■ **Written exercise**
Write out the listing below exactly, and omit any images you find in it.

■ **Available records**
--------------------------------
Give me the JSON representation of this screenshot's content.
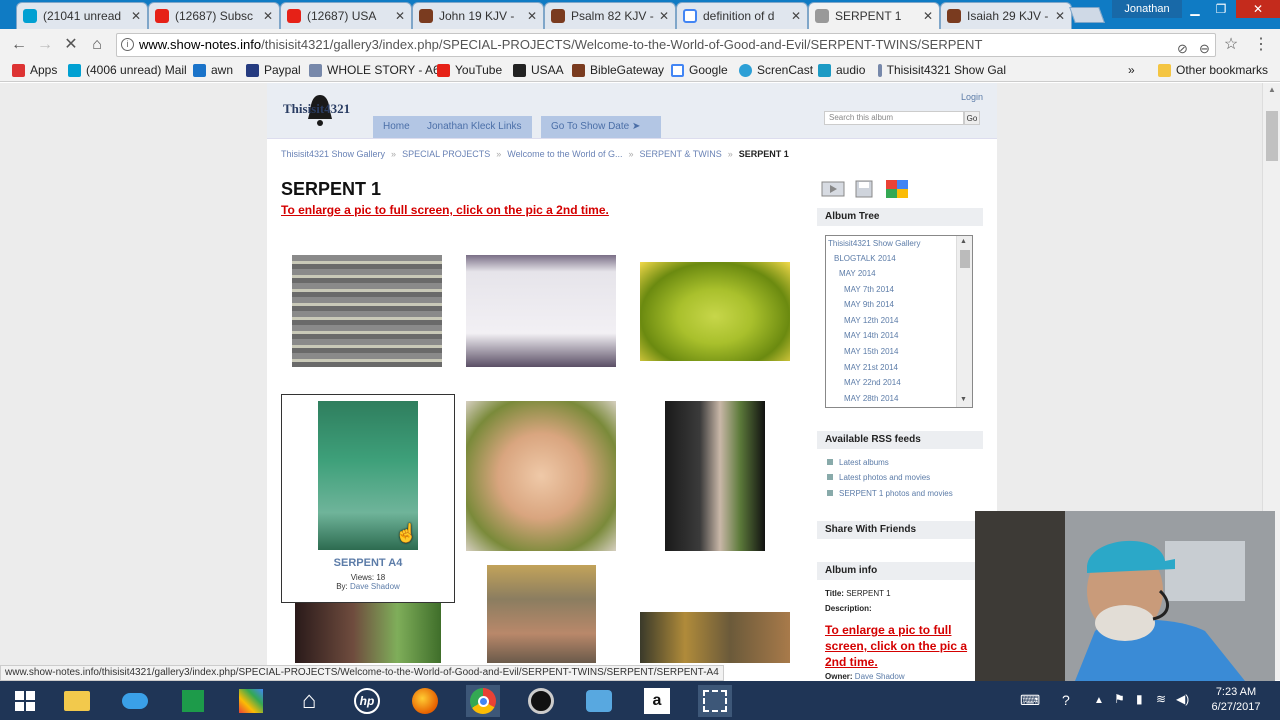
{
  "tabs": [
    {
      "label": "(21041 unread",
      "fav_color": "#00a0d2"
    },
    {
      "label": "(12687) Subsc",
      "fav_color": "#e62117"
    },
    {
      "label": "(12687) USA",
      "fav_color": "#e62117"
    },
    {
      "label": "John 19 KJV -",
      "fav_color": "#7a3b1f"
    },
    {
      "label": "Psalm 82 KJV -",
      "fav_color": "#7a3b1f"
    },
    {
      "label": "definition of d",
      "fav_color": "#4285f4"
    },
    {
      "label": "SERPENT 1",
      "fav_color": "#888888"
    },
    {
      "label": "Isaiah 29 KJV -",
      "fav_color": "#7a3b1f"
    }
  ],
  "profile": "Jonathan",
  "address": {
    "host": "www.show-notes.info",
    "path": "/thisisit4321/gallery3/index.php/SPECIAL-PROJECTS/Welcome-to-the-World-of-Good-and-Evil/SERPENT-TWINS/SERPENT"
  },
  "bookmarks": [
    {
      "label": "Apps",
      "color": "#d33"
    },
    {
      "label": "(4006 unread) Mail",
      "color": "#00a0d2"
    },
    {
      "label": "awn",
      "color": "#1a73c9"
    },
    {
      "label": "Paypal",
      "color": "#253b80"
    },
    {
      "label": "WHOLE STORY - A6",
      "color": "#7788aa"
    },
    {
      "label": "YouTube",
      "color": "#e62117"
    },
    {
      "label": "USAA",
      "color": "#222222"
    },
    {
      "label": "BibleGateway",
      "color": "#7a3b1f"
    },
    {
      "label": "Google",
      "color": "#4285f4"
    },
    {
      "label": "ScrenCast",
      "color": "#2c9fd6"
    },
    {
      "label": "audio",
      "color": "#1c9ac4"
    },
    {
      "label": "Thisisit4321 Show Gal",
      "color": "#7788aa"
    }
  ],
  "bookmarks_more": "»",
  "other_bookmarks": "Other bookmarks",
  "site": {
    "logo": "Thisisit4321",
    "login": "Login",
    "nav": [
      "Home",
      "Jonathan Kleck Links",
      "Go To Show Date ➤"
    ],
    "search_placeholder": "Search this album",
    "search_go": "Go",
    "breadcrumbs": [
      "Thisisit4321 Show Gallery",
      "SPECIAL PROJECTS",
      "Welcome to the World of G...",
      "SERPENT & TWINS",
      "SERPENT 1"
    ],
    "breadcrumb_sep": "»",
    "title": "SERPENT 1",
    "enlarge_note": "To enlarge a pic to full screen, click on the pic a 2nd time."
  },
  "selected_item": {
    "name": "SERPENT A4",
    "views": "Views: 18",
    "by_label": "By:",
    "by_name": "Dave Shadow"
  },
  "sidebar": {
    "album_tree_title": "Album Tree",
    "tree": [
      "Thisisit4321 Show Gallery",
      "BLOGTALK 2014",
      "MAY 2014",
      "MAY 7th 2014",
      "MAY 9th 2014",
      "MAY 12th 2014",
      "MAY 14th 2014",
      "MAY 15th 2014",
      "MAY 21st 2014",
      "MAY 22nd 2014",
      "MAY 28th 2014"
    ],
    "rss_title": "Available RSS feeds",
    "rss": [
      "Latest albums",
      "Latest photos and movies",
      "SERPENT 1 photos and movies"
    ],
    "share_title": "Share With Friends",
    "album_info_title": "Album info",
    "info_title_label": "Title:",
    "info_title_value": "SERPENT 1",
    "info_desc_label": "Description:",
    "info_desc_value": "To enlarge a pic to full screen, click on the pic a 2nd time.",
    "info_owner_label": "Owner:",
    "info_owner_value": "Dave Shadow"
  },
  "status_url": "www.show-notes.info/thisisit4321/gallery3/index.php/SPECIAL-PROJECTS/Welcome-to-the-World-of-Good-and-Evil/SERPENT-TWINS/SERPENT/SERPENT-A4",
  "clock": {
    "time": "7:23 AM",
    "date": "6/27/2017"
  },
  "icons": {
    "back": "back-arrow-icon",
    "forward": "forward-arrow-icon",
    "reload": "reload-icon",
    "home": "home-icon",
    "info": "info-icon",
    "star": "star-icon",
    "menu": "menu-icon"
  }
}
--------------------------------
■ **Written answer**
Give me the JSON representation of this screenshot's content.
{
  "tabs": [
    {
      "label": "(21041 unread",
      "fav_color": "#00a0d2"
    },
    {
      "label": "(12687) Subsc",
      "fav_color": "#e62117"
    },
    {
      "label": "(12687) USA",
      "fav_color": "#e62117"
    },
    {
      "label": "John 19 KJV -",
      "fav_color": "#7a3b1f"
    },
    {
      "label": "Psalm 82 KJV -",
      "fav_color": "#7a3b1f"
    },
    {
      "label": "definition of d",
      "fav_color": "#4285f4"
    },
    {
      "label": "SERPENT 1",
      "fav_color": "#888888"
    },
    {
      "label": "Isaiah 29 KJV -",
      "fav_color": "#7a3b1f"
    }
  ],
  "profile": "Jonathan",
  "address": {
    "host": "www.show-notes.info",
    "path": "/thisisit4321/gallery3/index.php/SPECIAL-PROJECTS/Welcome-to-the-World-of-Good-and-Evil/SERPENT-TWINS/SERPENT"
  },
  "bookmarks": [
    {
      "label": "Apps",
      "color": "#d33"
    },
    {
      "label": "(4006 unread) Mail",
      "color": "#00a0d2"
    },
    {
      "label": "awn",
      "color": "#1a73c9"
    },
    {
      "label": "Paypal",
      "color": "#253b80"
    },
    {
      "label": "WHOLE STORY - A6",
      "color": "#7788aa"
    },
    {
      "label": "YouTube",
      "color": "#e62117"
    },
    {
      "label": "USAA",
      "color": "#222222"
    },
    {
      "label": "BibleGateway",
      "color": "#7a3b1f"
    },
    {
      "label": "Google",
      "color": "#4285f4"
    },
    {
      "label": "ScrenCast",
      "color": "#2c9fd6"
    },
    {
      "label": "audio",
      "color": "#1c9ac4"
    },
    {
      "label": "Thisisit4321 Show Gal",
      "color": "#7788aa"
    }
  ],
  "bookmarks_more": "»",
  "other_bookmarks": "Other bookmarks",
  "site": {
    "logo": "Thisisit4321",
    "login": "Login",
    "nav": [
      "Home",
      "Jonathan Kleck Links",
      "Go To Show Date ➤"
    ],
    "search_placeholder": "Search this album",
    "search_go": "Go",
    "breadcrumbs": [
      "Thisisit4321 Show Gallery",
      "SPECIAL PROJECTS",
      "Welcome to the World of G...",
      "SERPENT & TWINS",
      "SERPENT 1"
    ],
    "breadcrumb_sep": "»",
    "title": "SERPENT 1",
    "enlarge_note": "To enlarge a pic to full screen, click on the pic a 2nd time."
  },
  "selected_item": {
    "name": "SERPENT A4",
    "views": "Views: 18",
    "by_label": "By:",
    "by_name": "Dave Shadow"
  },
  "sidebar": {
    "album_tree_title": "Album Tree",
    "tree": [
      "Thisisit4321 Show Gallery",
      "BLOGTALK 2014",
      "MAY 2014",
      "MAY 7th 2014",
      "MAY 9th 2014",
      "MAY 12th 2014",
      "MAY 14th 2014",
      "MAY 15th 2014",
      "MAY 21st 2014",
      "MAY 22nd 2014",
      "MAY 28th 2014"
    ],
    "rss_title": "Available RSS feeds",
    "rss": [
      "Latest albums",
      "Latest photos and movies",
      "SERPENT 1 photos and movies"
    ],
    "share_title": "Share With Friends",
    "album_info_title": "Album info",
    "info_title_label": "Title:",
    "info_title_value": "SERPENT 1",
    "info_desc_label": "Description:",
    "info_desc_value": "To enlarge a pic to full screen, click on the pic a 2nd time.",
    "info_owner_label": "Owner:",
    "info_owner_value": "Dave Shadow"
  },
  "status_url": "www.show-notes.info/thisisit4321/gallery3/index.php/SPECIAL-PROJECTS/Welcome-to-the-World-of-Good-and-Evil/SERPENT-TWINS/SERPENT/SERPENT-A4",
  "clock": {
    "time": "7:23 AM",
    "date": "6/27/2017"
  },
  "icons": {
    "back": "back-arrow-icon",
    "forward": "forward-arrow-icon",
    "reload": "reload-icon",
    "home": "home-icon",
    "info": "info-icon",
    "star": "star-icon",
    "menu": "menu-icon"
  }
}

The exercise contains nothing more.